Report every line from the material that contains the word "times".

= = = = = = =

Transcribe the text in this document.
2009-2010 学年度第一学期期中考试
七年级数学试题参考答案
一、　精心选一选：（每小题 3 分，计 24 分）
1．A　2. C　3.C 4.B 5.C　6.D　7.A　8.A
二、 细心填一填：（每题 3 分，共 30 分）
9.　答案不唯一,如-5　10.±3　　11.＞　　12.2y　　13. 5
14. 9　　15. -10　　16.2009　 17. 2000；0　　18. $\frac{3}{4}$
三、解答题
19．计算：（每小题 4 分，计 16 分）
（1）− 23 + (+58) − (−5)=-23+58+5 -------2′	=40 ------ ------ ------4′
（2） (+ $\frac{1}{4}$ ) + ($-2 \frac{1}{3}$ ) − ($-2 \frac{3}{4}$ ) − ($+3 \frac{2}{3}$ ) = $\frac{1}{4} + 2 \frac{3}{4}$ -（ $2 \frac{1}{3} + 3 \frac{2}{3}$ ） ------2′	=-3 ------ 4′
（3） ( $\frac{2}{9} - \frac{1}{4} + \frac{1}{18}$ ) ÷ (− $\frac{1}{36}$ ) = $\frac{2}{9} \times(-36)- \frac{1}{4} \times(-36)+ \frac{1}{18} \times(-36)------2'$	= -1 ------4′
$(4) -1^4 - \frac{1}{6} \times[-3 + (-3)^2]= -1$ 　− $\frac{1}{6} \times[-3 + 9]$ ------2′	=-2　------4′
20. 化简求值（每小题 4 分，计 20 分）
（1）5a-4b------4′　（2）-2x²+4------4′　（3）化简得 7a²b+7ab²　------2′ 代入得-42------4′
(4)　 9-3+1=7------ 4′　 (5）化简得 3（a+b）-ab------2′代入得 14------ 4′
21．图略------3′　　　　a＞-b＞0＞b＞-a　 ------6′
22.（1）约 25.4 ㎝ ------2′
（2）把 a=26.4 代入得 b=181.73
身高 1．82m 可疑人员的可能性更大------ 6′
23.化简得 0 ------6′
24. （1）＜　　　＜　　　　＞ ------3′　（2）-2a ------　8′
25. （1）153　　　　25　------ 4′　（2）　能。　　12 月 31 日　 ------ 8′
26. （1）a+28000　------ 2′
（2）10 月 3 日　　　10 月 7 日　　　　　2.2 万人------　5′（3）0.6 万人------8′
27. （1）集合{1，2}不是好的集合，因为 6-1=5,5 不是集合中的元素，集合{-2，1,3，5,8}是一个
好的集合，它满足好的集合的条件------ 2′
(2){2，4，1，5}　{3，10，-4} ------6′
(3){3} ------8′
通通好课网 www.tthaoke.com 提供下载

= = = = = = =

Exercise output:
（3） ( $\frac{2}{9} - \frac{1}{4} + \frac{1}{18}$ ) ÷ (− $\frac{1}{36}$ ) = $\frac{2}{9} \times(-36)- \frac{1}{4} \times(-36)+ \frac{1}{18} \times(-36)------2'$	= -1 ------4′
$(4) -1^4 - \frac{1}{6} \times[-3 + (-3)^2]= -1$ 　− $\frac{1}{6} \times[-3 + 9]$ ------2′	=-2　------4′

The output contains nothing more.